### Dataset entries
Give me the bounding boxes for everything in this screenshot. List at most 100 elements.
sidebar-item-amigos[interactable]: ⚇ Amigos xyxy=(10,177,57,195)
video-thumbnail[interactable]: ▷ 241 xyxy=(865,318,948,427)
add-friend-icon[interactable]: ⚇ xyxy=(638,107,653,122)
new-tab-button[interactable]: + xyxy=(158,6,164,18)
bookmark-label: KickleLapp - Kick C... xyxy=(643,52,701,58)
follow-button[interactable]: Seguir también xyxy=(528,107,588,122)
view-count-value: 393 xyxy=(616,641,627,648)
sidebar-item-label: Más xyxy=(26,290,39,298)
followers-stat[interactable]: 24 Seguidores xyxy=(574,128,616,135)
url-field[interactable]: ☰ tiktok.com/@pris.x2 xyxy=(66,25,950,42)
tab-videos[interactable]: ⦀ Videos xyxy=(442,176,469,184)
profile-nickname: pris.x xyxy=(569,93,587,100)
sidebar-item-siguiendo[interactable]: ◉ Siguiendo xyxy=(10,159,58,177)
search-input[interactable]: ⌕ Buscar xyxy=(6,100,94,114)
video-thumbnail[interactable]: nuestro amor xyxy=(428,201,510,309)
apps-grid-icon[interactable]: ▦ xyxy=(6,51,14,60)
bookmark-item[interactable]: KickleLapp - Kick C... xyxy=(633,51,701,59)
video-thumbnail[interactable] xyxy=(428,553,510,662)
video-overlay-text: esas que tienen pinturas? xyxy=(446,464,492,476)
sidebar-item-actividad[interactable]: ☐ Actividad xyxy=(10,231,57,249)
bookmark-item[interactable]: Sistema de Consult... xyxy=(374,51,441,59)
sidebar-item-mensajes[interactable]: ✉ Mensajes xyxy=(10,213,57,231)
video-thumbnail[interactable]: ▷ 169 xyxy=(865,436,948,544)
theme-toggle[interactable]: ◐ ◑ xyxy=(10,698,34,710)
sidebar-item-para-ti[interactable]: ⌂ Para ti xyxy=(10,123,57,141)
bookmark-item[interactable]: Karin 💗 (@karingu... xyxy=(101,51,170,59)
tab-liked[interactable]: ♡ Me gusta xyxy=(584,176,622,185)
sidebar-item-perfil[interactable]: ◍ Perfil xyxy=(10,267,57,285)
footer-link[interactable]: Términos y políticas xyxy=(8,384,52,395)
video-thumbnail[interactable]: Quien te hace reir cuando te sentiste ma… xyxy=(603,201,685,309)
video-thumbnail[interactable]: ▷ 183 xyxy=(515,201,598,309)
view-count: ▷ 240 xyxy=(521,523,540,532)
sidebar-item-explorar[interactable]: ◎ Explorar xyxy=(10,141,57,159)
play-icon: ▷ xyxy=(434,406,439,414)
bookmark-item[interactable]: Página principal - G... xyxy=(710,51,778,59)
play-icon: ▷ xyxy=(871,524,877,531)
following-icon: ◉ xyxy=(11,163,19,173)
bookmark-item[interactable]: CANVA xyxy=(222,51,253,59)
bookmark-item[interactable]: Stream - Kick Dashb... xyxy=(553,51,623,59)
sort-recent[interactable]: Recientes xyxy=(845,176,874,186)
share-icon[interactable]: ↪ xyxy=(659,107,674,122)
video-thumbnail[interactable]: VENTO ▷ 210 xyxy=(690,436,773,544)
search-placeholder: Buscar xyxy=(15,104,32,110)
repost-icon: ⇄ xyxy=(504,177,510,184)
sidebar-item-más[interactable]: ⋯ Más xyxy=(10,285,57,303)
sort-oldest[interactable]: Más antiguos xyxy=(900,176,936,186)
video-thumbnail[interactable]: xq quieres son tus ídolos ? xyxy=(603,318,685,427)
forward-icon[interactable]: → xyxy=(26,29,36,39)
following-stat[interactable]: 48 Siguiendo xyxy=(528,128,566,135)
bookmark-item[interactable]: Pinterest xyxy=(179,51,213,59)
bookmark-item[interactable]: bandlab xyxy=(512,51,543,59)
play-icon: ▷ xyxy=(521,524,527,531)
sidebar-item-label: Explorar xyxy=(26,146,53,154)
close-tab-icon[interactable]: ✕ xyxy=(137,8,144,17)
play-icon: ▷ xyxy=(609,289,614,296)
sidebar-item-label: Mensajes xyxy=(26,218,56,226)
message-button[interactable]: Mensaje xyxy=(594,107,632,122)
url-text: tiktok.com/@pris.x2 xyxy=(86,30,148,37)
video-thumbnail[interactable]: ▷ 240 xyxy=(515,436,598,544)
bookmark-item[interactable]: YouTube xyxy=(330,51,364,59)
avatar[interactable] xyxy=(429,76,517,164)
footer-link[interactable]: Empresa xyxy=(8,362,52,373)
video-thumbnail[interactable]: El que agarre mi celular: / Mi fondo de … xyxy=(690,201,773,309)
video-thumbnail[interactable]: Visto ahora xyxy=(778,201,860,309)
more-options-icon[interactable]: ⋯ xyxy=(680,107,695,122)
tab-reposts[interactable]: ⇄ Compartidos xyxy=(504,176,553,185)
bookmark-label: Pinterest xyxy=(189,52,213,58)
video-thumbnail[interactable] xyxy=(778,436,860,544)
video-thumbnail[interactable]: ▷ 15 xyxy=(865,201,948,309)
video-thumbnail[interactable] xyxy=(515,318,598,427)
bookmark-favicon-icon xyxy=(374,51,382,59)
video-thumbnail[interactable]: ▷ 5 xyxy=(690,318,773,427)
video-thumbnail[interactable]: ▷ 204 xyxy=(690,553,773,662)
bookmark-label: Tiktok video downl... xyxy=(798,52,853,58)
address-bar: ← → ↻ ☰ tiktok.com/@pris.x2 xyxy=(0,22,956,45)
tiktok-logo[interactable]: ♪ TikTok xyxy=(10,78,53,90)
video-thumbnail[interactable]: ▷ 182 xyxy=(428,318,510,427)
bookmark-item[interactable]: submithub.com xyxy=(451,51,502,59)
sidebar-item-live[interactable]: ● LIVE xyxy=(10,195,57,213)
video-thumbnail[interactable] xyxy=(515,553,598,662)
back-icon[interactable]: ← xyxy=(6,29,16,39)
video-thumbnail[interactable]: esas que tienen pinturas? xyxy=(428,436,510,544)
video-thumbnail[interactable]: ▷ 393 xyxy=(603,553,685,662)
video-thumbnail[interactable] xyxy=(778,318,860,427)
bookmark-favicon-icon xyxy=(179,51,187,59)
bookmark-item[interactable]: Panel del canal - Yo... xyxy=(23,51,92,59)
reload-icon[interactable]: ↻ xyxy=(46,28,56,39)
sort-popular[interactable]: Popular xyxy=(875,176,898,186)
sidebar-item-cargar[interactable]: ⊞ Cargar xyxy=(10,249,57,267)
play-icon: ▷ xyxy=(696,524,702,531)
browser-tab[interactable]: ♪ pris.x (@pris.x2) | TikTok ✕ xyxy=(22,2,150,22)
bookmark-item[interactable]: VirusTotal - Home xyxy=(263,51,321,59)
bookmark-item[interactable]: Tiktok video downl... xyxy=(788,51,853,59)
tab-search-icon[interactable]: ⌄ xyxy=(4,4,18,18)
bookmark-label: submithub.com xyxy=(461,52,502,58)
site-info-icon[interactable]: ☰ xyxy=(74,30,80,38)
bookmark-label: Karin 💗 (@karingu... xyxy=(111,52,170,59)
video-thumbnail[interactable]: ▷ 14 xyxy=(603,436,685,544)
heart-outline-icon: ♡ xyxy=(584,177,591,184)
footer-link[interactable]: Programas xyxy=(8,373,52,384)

### Problem to solve
Count the lines in the records above that contain the word "text", and report only that number.

### Response for this exercise
2